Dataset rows
------------------------------------------------------------

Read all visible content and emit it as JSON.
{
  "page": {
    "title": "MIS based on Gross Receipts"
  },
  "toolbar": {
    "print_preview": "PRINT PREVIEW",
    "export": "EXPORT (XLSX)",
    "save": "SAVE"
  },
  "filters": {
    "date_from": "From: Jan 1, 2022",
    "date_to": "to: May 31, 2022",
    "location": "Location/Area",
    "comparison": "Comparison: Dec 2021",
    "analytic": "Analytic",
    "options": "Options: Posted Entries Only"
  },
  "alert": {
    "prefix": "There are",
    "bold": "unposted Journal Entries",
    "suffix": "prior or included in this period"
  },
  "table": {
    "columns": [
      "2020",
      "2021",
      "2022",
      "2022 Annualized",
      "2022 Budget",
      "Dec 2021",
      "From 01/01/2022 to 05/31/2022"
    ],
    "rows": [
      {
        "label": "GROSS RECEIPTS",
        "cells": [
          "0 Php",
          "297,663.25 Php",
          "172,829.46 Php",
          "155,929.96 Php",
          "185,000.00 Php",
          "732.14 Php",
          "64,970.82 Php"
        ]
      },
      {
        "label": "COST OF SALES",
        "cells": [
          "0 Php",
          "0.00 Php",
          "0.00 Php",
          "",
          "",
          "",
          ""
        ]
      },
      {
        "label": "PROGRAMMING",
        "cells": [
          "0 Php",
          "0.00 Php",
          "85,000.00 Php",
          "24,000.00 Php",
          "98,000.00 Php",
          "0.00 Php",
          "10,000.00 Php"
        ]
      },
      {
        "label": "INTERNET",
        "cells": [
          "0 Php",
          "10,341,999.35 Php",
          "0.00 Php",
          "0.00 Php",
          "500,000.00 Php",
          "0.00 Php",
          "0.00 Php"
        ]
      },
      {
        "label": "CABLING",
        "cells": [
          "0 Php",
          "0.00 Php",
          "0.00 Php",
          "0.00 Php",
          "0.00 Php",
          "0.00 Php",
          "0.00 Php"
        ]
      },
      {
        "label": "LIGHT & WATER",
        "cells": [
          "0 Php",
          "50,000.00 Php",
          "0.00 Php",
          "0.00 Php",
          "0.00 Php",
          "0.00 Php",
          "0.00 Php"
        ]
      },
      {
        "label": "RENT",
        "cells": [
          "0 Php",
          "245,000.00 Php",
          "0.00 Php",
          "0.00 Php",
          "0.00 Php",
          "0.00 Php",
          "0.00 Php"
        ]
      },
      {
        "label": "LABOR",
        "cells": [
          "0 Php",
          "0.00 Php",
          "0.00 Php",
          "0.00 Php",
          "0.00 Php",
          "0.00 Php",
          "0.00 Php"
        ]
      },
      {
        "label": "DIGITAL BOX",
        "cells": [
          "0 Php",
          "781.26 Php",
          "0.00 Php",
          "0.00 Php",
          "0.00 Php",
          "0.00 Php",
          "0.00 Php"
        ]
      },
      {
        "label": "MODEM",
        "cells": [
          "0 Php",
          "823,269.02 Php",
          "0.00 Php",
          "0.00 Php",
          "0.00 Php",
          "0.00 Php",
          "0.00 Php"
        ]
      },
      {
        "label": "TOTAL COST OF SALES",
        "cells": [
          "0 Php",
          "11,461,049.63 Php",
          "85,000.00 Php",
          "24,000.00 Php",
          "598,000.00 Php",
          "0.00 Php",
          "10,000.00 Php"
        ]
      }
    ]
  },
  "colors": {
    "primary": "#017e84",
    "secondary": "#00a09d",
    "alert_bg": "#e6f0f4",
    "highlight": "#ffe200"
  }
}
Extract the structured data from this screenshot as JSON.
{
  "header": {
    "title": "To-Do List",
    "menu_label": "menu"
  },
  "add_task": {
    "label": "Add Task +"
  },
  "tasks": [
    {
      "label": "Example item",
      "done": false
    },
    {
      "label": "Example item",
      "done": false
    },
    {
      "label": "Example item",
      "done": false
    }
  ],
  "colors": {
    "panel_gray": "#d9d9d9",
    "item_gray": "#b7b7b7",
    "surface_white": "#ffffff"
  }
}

------------------------------------------------------------

Everything from the line with "Extract the structured" through the last line of the material above should be echoed exactly, and nothing else.

Extract the structured data from this screenshot as JSON.
{
  "header": {
    "title": "To-Do List",
    "menu_label": "menu"
  },
  "add_task": {
    "label": "Add Task +"
  },
  "tasks": [
    {
      "label": "Example item",
      "done": false
    },
    {
      "label": "Example item",
      "done": false
    },
    {
      "label": "Example item",
      "done": false
    }
  ],
  "colors": {
    "panel_gray": "#d9d9d9",
    "item_gray": "#b7b7b7",
    "surface_white": "#ffffff"
  }
}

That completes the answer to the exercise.